▸ **Supplied data**:

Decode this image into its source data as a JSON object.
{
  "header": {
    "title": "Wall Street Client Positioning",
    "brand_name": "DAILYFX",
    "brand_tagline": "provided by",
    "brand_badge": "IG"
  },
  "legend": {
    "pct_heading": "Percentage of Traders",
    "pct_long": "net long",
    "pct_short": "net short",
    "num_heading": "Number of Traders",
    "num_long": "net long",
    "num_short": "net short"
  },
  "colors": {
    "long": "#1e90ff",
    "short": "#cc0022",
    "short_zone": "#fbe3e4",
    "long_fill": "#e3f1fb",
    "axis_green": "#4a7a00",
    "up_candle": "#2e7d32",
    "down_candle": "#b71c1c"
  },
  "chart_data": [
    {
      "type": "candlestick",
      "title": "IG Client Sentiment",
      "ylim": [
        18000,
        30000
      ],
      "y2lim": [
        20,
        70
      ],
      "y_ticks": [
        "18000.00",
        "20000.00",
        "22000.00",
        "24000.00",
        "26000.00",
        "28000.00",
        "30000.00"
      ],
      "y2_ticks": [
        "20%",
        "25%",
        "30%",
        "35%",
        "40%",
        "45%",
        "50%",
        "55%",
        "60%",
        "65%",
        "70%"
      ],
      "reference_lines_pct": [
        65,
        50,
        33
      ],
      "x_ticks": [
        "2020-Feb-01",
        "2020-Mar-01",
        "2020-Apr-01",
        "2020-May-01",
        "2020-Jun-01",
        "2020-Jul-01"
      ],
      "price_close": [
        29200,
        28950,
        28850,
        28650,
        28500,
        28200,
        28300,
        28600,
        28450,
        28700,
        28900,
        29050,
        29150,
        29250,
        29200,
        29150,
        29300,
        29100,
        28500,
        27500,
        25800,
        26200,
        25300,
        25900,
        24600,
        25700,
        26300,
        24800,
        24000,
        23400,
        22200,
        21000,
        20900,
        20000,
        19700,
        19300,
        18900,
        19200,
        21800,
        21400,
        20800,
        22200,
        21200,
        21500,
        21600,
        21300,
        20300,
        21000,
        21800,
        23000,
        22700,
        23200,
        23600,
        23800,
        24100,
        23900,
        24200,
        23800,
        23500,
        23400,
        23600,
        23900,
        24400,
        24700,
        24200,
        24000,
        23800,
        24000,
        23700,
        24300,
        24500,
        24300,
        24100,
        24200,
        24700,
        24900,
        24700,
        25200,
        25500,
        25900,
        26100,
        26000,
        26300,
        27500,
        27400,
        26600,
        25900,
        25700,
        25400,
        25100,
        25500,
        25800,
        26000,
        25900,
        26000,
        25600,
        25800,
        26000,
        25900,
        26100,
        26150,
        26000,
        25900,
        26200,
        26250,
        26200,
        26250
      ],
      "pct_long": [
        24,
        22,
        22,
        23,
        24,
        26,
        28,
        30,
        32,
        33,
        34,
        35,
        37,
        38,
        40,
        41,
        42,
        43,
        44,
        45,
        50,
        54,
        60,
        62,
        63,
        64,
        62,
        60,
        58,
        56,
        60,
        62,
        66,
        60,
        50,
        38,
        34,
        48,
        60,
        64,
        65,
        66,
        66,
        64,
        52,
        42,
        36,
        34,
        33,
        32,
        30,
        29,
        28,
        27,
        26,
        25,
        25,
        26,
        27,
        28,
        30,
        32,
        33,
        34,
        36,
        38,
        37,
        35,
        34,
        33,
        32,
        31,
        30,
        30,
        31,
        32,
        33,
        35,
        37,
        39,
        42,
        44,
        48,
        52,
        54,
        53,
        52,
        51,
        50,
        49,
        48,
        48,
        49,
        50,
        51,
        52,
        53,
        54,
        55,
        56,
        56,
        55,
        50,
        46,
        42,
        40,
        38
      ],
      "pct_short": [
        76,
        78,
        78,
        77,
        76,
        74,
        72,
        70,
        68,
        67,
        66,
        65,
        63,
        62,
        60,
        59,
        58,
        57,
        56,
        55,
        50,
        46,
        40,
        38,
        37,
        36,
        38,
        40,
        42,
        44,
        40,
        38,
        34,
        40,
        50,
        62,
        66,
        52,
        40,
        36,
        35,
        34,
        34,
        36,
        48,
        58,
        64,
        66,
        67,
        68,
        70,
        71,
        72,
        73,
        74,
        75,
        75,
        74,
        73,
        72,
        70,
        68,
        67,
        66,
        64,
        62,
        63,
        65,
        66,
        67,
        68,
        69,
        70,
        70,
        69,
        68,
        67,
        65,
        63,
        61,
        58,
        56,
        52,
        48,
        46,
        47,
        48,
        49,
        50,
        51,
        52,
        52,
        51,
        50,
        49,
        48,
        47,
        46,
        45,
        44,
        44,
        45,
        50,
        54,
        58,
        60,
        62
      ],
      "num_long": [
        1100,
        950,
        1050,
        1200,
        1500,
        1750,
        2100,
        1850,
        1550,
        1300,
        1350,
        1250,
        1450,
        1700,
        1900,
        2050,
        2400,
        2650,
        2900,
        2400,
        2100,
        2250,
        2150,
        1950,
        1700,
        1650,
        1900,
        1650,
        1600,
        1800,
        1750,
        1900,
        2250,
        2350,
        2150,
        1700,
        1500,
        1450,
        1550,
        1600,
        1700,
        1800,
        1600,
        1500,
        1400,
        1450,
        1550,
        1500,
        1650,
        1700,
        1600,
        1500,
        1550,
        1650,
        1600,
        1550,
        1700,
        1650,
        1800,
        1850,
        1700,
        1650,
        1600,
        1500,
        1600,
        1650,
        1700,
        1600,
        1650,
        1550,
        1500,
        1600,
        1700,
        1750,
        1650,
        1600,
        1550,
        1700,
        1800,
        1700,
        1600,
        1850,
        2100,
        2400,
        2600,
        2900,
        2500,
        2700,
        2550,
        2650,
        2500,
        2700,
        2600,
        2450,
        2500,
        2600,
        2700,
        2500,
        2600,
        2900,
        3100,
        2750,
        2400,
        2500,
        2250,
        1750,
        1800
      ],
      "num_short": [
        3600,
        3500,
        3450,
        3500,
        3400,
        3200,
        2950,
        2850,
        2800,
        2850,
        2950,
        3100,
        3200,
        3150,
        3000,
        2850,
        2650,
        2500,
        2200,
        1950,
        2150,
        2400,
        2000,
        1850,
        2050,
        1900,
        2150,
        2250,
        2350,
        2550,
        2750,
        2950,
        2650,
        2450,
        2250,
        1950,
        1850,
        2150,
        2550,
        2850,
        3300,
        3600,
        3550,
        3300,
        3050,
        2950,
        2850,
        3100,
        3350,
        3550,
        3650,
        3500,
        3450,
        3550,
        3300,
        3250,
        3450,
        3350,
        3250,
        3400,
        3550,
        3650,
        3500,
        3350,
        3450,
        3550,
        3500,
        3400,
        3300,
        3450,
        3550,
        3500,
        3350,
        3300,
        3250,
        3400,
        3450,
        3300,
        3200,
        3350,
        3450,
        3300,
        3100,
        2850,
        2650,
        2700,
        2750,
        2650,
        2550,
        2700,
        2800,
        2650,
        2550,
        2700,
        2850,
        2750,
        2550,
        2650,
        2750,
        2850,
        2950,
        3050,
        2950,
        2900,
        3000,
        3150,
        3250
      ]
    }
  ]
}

▸ **Written exercise**:
Find the string "Client" in the listing and return every line that holds it.

▸ **Response to the exercise**:
    "title": "Wall Street Client Positioning",
      "title": "IG Client Sentiment",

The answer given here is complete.